Data entries for graphics
■ ■ ■

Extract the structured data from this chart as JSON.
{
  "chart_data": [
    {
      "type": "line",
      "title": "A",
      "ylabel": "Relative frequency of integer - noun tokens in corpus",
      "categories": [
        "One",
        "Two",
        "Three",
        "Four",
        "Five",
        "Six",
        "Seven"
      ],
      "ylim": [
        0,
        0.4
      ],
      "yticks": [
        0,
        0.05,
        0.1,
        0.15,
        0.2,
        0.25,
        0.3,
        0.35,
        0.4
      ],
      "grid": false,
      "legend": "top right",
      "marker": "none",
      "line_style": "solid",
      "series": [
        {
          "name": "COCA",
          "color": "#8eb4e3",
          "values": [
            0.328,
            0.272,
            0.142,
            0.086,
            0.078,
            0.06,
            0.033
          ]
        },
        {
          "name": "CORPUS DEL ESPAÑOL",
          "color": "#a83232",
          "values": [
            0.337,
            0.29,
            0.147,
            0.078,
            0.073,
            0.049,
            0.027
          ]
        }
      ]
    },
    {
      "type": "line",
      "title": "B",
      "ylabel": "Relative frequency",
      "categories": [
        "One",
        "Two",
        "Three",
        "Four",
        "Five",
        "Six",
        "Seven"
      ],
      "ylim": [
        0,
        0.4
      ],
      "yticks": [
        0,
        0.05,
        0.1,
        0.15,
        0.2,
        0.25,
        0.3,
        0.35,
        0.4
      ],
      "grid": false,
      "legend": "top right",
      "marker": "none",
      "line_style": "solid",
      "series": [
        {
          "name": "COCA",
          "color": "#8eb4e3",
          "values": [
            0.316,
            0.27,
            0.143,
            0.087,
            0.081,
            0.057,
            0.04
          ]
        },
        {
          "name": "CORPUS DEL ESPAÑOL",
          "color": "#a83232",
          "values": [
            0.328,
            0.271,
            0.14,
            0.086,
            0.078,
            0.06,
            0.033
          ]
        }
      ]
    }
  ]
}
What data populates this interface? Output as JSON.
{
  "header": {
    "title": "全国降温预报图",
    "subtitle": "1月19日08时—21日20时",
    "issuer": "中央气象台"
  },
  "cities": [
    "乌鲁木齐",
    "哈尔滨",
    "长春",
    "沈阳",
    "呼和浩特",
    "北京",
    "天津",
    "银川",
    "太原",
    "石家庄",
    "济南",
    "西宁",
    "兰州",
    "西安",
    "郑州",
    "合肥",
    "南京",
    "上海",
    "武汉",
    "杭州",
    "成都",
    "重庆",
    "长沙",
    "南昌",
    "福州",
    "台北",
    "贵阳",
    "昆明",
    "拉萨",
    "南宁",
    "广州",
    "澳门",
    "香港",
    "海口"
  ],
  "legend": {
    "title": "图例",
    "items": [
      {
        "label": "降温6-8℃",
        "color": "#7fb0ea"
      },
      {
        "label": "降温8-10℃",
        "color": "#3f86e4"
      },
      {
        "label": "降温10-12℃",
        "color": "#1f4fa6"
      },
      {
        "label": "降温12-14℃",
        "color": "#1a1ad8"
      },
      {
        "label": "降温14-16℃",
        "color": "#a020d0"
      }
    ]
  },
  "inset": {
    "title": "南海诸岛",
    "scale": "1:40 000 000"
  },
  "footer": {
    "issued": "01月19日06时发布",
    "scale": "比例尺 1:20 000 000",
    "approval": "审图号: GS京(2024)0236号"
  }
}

■ ■ ■

** Work required **
Return the listing above word for word.

** Answer for the task **
Extract the structured data from this chart as JSON.
{
  "chart_data": [
    {
      "type": "line",
      "title": "A",
      "ylabel": "Relative frequency of integer - noun tokens in corpus",
      "categories": [
        "One",
        "Two",
        "Three",
        "Four",
        "Five",
        "Six",
        "Seven"
      ],
      "ylim": [
        0,
        0.4
      ],
      "yticks": [
        0,
        0.05,
        0.1,
        0.15,
        0.2,
        0.25,
        0.3,
        0.35,
        0.4
      ],
      "grid": false,
      "legend": "top right",
      "marker": "none",
      "line_style": "solid",
      "series": [
        {
          "name": "COCA",
          "color": "#8eb4e3",
          "values": [
            0.328,
            0.272,
            0.142,
            0.086,
            0.078,
            0.06,
            0.033
          ]
        },
        {
          "name": "CORPUS DEL ESPAÑOL",
          "color": "#a83232",
          "values": [
            0.337,
            0.29,
            0.147,
            0.078,
            0.073,
            0.049,
            0.027
          ]
        }
      ]
    },
    {
      "type": "line",
      "title": "B",
      "ylabel": "Relative frequency",
      "categories": [
        "One",
        "Two",
        "Three",
        "Four",
        "Five",
        "Six",
        "Seven"
      ],
      "ylim": [
        0,
        0.4
      ],
      "yticks": [
        0,
        0.05,
        0.1,
        0.15,
        0.2,
        0.25,
        0.3,
        0.35,
        0.4
      ],
      "grid": false,
      "legend": "top right",
      "marker": "none",
      "line_style": "solid",
      "series": [
        {
          "name": "COCA",
          "color": "#8eb4e3",
          "values": [
            0.316,
            0.27,
            0.143,
            0.087,
            0.081,
            0.057,
            0.04
          ]
        },
        {
          "name": "CORPUS DEL ESPAÑOL",
          "color": "#a83232",
          "values": [
            0.328,
            0.271,
            0.14,
            0.086,
            0.078,
            0.06,
            0.033
          ]
        }
      ]
    }
  ]
}
What data populates this interface? Output as JSON.
{
  "header": {
    "title": "全国降温预报图",
    "subtitle": "1月19日08时—21日20时",
    "issuer": "中央气象台"
  },
  "cities": [
    "乌鲁木齐",
    "哈尔滨",
    "长春",
    "沈阳",
    "呼和浩特",
    "北京",
    "天津",
    "银川",
    "太原",
    "石家庄",
    "济南",
    "西宁",
    "兰州",
    "西安",
    "郑州",
    "合肥",
    "南京",
    "上海",
    "武汉",
    "杭州",
    "成都",
    "重庆",
    "长沙",
    "南昌",
    "福州",
    "台北",
    "贵阳",
    "昆明",
    "拉萨",
    "南宁",
    "广州",
    "澳门",
    "香港",
    "海口"
  ],
  "legend": {
    "title": "图例",
    "items": [
      {
        "label": "降温6-8℃",
        "color": "#7fb0ea"
      },
      {
        "label": "降温8-10℃",
        "color": "#3f86e4"
      },
      {
        "label": "降温10-12℃",
        "color": "#1f4fa6"
      },
      {
        "label": "降温12-14℃",
        "color": "#1a1ad8"
      },
      {
        "label": "降温14-16℃",
        "color": "#a020d0"
      }
    ]
  },
  "inset": {
    "title": "南海诸岛",
    "scale": "1:40 000 000"
  },
  "footer": {
    "issued": "01月19日06时发布",
    "scale": "比例尺 1:20 000 000",
    "approval": "审图号: GS京(2024)0236号"
  }
}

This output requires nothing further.